*** TEXTO DE LECTURA ***

El hombre es un mamífero terrestre al que le gusta retozar en el agua. Esas pretensiones anfibias de nuestra especie dan lugar a la mayor de todas las migraciones estacionales en el reino animal hacia las riberas de las grandes masas acuáticas del planeta.

Es cierto que se trata de una costumbre relativamente reciente, pero la imposibilidad física de vivir lejos de una fuente de agua ha servido de ocasión para una enorme variedad de relaciones con el agua tan antiguas como la historia de nuestra especie. Así que esa dimensión simbólica o cultural no ha hecho más que multiplicar los sentidos en los que el hombre no puede vivir lejos del agua.

De hecho, llevar el agua a algún lugar es tanto como hacerlo habitable y convertirlo en fértil porque allí todo puede creer y multiplicarse. Donde hay agua hay tiempo disponible, es decir, futuro. Por algo buscamos fuentes de agua en los lugares de nuestro planeta o de cualquier otro planeta que exploramos.

Pero en muchos lugares el agua es un bien escaso que hay que conducir trabajosamente y a través de largas distancias o almacenar con cuidado. En esas condiciones se hace visible un rasgo tal vez común pero menos explícito en cualquier otra circunstancia: el baño es, para empezar, una celebración de abundancia. Se trata de la celebración de una riqueza primordial, a saber, la del elemento del que depende toda supervivencia, prosperidad y bienestar.

De ahí que «caudal» sea tanto la abundancia de agua que conduce un torrente o un río como la riqueza disponible por un sujeto. Y otro tanto ocurre, por ejemplo, con «raudal» que significa directamente abundancia en general y en primer lugar de agua. Disponer de un caudal de agua, sobre todo si es para el baño, es un completo lujo al que nos hemos acostumbrado, pero que pese a su popularización sigue siendo una de las formas elementales de sofisticación civilizatoria.

Así que en el baño hay el ejercicio de un afortunado señorío consistente en la disponibilidad de agua y de vida de la que disfrutaban los habitantes de las riberas, los señores de oasis y los ciudadanos romanos en sus termas; y de las que todavía disfruta casi inconscientemente el desprevenido bañista playero cuando se introduce en el mar: el poder de entrar y salir de las aguas abundantes y disponibles.

Pero lo anterior pone al descubierto otra clase de riqueza implicada en la disponibilidad de agua: el baño no solo requiere un cierto caudal de agua, sino la posesión de vida «a raudales», al tiempo que parece producirla o regenerarla. De ahí, seguramente, que la fascinación por las inmersiones acuáticas tenga precedentes tan antiguos como nuestra memoria, y que arrebate en mayor medida a los que disfrutan de mayor vitalidad, y a los niños en primer lugar.

La inmersión acuática es una especie de regreso al seno o a la «fuente» de la vida, al elemento líquido que la nutre y repone volviéndola al principio. Santo Tomás recomendaba un buen baño caliente y dormir como parte de las soluciones contra las tristezas y los decaimientos sobrevenidos. En efecto, el triste rehúye el baño como rehúye interiormente la posibilidad de poner pie firme en lo nuevo y volver a empezar.

***

◆ CONSIGNA 1:
Reescribe el fragmento del texto sobre el baño que empieza con "El hombre es" y continúa hasta "acuáticas del planeta.", cambiando "retozar" por "chapotear".
◆ CONSIGNA 2:
Según el texto sobre el baño, ¿qué recomendaba Santo Tomás contra las tristezas y los decaimientos sobrevenidos?
◆ CONSIGNA 3:
Escribe la continuación del texto sobre el baño a partir de su última oración.

*** FILAS PROPORCIONADAS ***

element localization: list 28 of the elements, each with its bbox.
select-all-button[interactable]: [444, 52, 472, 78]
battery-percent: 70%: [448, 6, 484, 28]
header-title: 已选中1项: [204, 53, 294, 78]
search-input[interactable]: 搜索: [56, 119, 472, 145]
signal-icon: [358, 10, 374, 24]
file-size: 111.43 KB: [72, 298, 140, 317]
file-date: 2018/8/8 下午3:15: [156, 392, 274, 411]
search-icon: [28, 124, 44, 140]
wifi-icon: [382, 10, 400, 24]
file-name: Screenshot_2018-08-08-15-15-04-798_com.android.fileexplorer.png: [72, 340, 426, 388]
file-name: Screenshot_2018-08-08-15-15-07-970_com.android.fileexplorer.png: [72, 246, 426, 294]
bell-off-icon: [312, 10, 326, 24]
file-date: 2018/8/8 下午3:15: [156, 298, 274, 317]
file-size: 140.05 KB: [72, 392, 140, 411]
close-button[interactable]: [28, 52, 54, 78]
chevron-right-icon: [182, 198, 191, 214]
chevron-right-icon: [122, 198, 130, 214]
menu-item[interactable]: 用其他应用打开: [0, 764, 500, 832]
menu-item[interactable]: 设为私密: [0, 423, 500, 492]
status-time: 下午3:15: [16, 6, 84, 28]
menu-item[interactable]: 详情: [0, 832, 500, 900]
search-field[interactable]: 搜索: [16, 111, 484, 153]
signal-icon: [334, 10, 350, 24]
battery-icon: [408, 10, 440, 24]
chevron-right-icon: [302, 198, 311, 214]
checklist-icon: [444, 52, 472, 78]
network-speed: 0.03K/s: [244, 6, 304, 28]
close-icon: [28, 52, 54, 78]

***

◆ RESULTADO 1:
El hombre es un mamífero terrestre al que le gusta chapotear en el agua. Esas pretensiones anfibias de nuestra especie dan lugar a la mayor de todas las migraciones estacionales en el reino animal hacia las riberas de las grandes masas acuáticas del planeta.

◆ RESULTADO 2:
Recomendaba un buen baño caliente y dormir.

◆ RESULTADO 3:
Ese regreso renovado al principio de las cosas y más en particular de las vivientes se cumple cada vez que alguien dice sentirse «como nuevo» por los efectos regeneradores del baño. Hasta el desapercibido bañista sale de las aguas repuesto, en efecto, pero repuesto en el principio, renovado y como a salvo del daño del tiempo y del cúmulo pesado de la vida.

Por eso resultan tan sugerentes las asociaciones con el sueño que rodean al baño. Ciertamente, para muchos el baño señala a diario la frontera entre el tiempo del sueño y el de la vigilia como si el agua mediara entre ellos. Pero no se trata solo de esas analogías limítrofes entre uno y otro, ni del tópico -bastante real- de que el baño produce sueño por ese derroche de vitalidad que induce. Sino de que parezca que el baño nos acerca al principio al que también nos regresa el sueño: la paz del principio restaurado y vuelto a hacer nuevo.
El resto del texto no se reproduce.